__Data extracts__:
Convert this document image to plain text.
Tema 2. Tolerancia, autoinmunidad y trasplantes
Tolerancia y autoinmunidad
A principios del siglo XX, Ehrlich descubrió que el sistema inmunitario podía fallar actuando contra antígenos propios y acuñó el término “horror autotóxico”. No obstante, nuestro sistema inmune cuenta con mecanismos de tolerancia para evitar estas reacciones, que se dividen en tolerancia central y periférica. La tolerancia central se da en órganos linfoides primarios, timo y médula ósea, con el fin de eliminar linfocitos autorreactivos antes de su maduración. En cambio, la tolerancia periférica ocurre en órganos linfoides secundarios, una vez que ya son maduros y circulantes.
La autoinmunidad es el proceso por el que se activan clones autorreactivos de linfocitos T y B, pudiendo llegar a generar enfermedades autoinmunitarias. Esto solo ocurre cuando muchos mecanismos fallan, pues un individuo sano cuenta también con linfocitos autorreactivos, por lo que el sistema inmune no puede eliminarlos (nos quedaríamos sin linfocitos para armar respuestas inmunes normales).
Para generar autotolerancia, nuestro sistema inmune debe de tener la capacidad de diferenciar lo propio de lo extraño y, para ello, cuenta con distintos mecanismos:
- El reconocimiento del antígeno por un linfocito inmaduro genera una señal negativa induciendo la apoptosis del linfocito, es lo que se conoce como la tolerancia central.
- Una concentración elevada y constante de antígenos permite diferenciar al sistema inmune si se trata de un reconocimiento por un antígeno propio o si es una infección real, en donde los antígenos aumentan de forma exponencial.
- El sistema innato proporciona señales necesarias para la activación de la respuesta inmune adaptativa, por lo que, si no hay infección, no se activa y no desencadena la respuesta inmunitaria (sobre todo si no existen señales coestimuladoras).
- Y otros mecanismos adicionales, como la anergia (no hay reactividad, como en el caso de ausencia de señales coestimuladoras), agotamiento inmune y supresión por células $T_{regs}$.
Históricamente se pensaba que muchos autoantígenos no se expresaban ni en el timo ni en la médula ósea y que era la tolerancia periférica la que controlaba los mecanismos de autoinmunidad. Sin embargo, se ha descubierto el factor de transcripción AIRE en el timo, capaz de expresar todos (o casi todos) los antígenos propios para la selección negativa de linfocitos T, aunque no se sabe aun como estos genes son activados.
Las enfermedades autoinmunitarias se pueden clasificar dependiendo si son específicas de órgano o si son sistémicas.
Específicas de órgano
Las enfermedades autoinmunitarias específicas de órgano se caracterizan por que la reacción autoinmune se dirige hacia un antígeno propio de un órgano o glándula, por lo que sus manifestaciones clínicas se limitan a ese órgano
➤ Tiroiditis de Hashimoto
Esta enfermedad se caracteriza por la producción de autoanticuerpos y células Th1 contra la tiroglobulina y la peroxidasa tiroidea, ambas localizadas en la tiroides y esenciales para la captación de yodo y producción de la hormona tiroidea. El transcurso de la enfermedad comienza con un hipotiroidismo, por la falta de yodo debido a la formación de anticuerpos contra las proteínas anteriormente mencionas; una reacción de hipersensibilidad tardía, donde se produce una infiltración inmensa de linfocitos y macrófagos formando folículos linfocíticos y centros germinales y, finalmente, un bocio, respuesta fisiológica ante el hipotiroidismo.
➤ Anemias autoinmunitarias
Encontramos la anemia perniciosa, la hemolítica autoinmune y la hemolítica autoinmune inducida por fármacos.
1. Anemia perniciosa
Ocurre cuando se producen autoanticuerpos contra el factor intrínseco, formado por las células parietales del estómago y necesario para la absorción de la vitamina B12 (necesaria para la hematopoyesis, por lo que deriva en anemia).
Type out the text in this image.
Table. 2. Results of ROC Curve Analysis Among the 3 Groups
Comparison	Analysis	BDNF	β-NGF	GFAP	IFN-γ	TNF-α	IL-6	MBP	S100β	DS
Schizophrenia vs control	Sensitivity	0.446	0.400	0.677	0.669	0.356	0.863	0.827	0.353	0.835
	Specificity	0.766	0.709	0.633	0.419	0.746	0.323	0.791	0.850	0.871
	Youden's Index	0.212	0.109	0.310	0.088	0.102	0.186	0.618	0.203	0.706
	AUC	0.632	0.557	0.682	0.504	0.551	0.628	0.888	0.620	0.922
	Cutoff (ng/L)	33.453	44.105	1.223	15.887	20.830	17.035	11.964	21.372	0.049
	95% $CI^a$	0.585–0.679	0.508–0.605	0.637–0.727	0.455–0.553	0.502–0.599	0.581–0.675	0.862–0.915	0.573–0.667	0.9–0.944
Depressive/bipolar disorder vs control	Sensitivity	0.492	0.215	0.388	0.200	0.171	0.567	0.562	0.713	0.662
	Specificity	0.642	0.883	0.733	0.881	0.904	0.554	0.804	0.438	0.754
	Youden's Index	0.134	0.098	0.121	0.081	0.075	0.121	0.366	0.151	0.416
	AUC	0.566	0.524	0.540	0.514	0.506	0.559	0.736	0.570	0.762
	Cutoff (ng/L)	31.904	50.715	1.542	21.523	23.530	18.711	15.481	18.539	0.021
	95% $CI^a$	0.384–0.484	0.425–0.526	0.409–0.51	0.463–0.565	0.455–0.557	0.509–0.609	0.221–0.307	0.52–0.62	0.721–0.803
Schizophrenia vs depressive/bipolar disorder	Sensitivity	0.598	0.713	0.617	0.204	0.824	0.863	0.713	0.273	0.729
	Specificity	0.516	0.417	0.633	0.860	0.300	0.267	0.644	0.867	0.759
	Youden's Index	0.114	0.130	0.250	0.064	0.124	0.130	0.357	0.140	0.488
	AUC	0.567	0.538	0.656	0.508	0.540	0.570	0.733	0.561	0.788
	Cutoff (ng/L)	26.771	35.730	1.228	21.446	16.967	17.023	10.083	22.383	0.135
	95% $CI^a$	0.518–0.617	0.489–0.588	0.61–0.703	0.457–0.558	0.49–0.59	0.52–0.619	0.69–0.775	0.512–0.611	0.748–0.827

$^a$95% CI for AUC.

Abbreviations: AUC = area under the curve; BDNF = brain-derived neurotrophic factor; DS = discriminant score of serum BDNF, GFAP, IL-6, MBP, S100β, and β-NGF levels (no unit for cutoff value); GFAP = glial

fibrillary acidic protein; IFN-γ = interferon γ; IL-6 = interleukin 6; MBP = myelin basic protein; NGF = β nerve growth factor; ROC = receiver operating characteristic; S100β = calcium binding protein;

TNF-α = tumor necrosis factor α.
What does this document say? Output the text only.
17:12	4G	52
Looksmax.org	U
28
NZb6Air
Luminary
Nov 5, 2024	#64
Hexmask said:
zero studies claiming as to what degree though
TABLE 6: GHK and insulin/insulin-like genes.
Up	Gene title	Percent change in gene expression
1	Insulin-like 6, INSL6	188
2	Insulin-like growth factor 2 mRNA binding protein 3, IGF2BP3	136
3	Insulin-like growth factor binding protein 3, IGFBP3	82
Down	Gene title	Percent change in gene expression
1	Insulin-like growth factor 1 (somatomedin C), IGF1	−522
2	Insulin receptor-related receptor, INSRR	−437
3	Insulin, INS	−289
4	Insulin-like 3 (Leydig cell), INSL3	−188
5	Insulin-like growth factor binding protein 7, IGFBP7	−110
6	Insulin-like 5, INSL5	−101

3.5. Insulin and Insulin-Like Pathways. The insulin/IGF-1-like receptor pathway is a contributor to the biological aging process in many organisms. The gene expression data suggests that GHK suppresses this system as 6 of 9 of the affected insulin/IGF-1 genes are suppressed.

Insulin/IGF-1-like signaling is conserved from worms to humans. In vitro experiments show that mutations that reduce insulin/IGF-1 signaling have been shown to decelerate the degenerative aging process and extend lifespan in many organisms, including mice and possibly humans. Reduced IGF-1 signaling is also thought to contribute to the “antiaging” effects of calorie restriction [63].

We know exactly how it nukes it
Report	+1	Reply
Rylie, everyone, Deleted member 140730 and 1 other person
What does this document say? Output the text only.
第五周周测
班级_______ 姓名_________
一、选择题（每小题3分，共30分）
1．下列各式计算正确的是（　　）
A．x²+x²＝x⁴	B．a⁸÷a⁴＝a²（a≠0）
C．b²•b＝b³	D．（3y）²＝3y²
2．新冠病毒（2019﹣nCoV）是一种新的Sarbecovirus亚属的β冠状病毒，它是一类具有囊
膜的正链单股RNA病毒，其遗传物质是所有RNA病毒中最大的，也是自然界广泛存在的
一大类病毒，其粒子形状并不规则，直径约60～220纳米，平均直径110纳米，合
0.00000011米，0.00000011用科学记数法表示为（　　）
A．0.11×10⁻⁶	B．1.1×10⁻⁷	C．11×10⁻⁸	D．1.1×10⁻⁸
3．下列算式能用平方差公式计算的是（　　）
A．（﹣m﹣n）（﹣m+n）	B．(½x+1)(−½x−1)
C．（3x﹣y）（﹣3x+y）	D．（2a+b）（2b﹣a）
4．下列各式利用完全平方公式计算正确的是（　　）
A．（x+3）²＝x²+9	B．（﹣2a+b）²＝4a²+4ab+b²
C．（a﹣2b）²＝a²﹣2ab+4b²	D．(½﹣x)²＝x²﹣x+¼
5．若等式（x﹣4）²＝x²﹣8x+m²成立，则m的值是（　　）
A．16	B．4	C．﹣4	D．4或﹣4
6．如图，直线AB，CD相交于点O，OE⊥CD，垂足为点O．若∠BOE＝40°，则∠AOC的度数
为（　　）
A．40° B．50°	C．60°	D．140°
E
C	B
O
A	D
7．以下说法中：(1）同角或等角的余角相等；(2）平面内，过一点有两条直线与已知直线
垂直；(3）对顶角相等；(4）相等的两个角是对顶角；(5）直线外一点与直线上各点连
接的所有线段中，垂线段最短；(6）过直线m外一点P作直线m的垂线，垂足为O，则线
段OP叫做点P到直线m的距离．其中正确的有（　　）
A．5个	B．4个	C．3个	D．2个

__Work instruction__: In the preceding material, find each line holding the word "this" and copy it out.

__Final answer__:
Convert this document image to plain text.
Type out the text in this image.
What does this document say? Output the text only.
3.5. Insulin and Insulin-Like Pathways. The insulin/IGF-1-like receptor pathway is a contributor to the biological aging process in many organisms. The gene expression data suggests that GHK suppresses this system as 6 of 9 of the affected insulin/IGF-1 genes are suppressed.
What does this document say? Output the text only.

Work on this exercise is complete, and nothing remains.